:: STORED ROWS

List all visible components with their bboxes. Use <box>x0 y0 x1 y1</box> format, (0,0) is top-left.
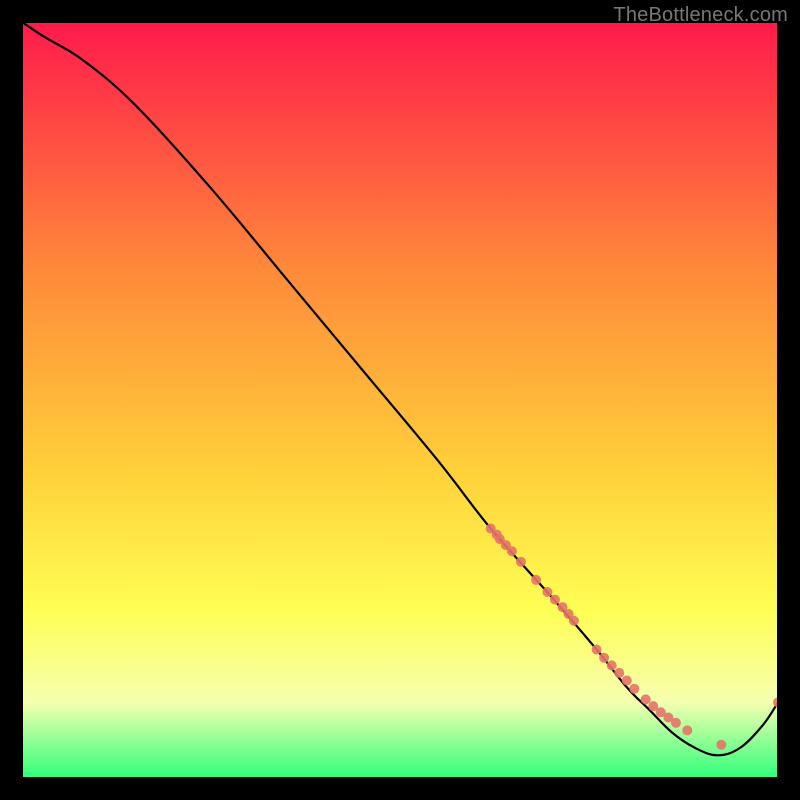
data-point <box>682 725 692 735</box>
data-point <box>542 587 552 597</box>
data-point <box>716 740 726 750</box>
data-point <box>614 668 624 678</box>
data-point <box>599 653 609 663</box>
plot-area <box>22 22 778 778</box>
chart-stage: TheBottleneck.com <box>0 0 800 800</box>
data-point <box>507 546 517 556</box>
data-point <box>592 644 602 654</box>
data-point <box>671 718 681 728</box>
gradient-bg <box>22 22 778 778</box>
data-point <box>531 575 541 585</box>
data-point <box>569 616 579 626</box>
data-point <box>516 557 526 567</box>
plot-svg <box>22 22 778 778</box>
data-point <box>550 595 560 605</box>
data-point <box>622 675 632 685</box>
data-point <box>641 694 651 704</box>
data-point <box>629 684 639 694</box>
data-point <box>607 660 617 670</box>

::::
:: STORED ROWS

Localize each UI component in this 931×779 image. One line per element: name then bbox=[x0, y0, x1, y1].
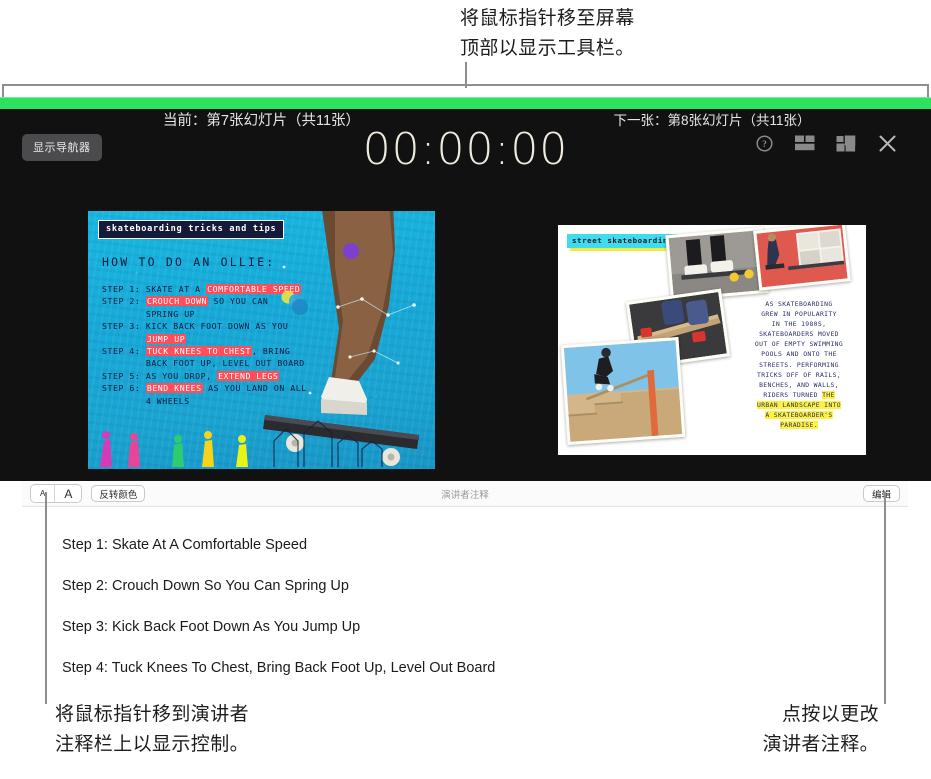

::::

• OBJECTIVE: Reproduce every line from the line with "List all visible" up to and including the line with "data-point <box>607 660 617 670</box>", with the request text left as it is and each box coordinate in the answers multiplied by 1.95 and rounded to a whole number, halves rounding up. Omit the pictures from your answer.

• ANSWER FOR THIS EXERCISE:
List all visible components with their bboxes. Use <box>x0 y0 x1 y1</box> format, (0,0) is top-left.
data-point <box>1330 1414 1349 1433</box>
data-point <box>1057 1145 1076 1164</box>
data-point <box>1396 1443 1416 1463</box>
data-point <box>1197 1303 1217 1322</box>
data-point <box>1168 1273 1188 1293</box>
plot-area <box>43 43 1517 1517</box>
chart-stage: TheBottleneck.com <box>0 0 1560 1560</box>
data-point <box>989 1065 1008 1084</box>
data-point <box>1154 1256 1174 1275</box>
data-point <box>1308 1400 1328 1420</box>
gradient-bg <box>43 43 1517 1517</box>
data-point <box>1035 1121 1055 1141</box>
data-point <box>1110 1201 1129 1221</box>
data-point <box>1006 1086 1026 1106</box>
plot-svg <box>43 43 1517 1517</box>
data-point <box>1073 1160 1092 1180</box>
data-point <box>1213 1316 1232 1336</box>
data-point <box>1250 1353 1269 1373</box>
data-point <box>1227 1334 1246 1353</box>
data-point <box>1184 1287 1203 1307</box>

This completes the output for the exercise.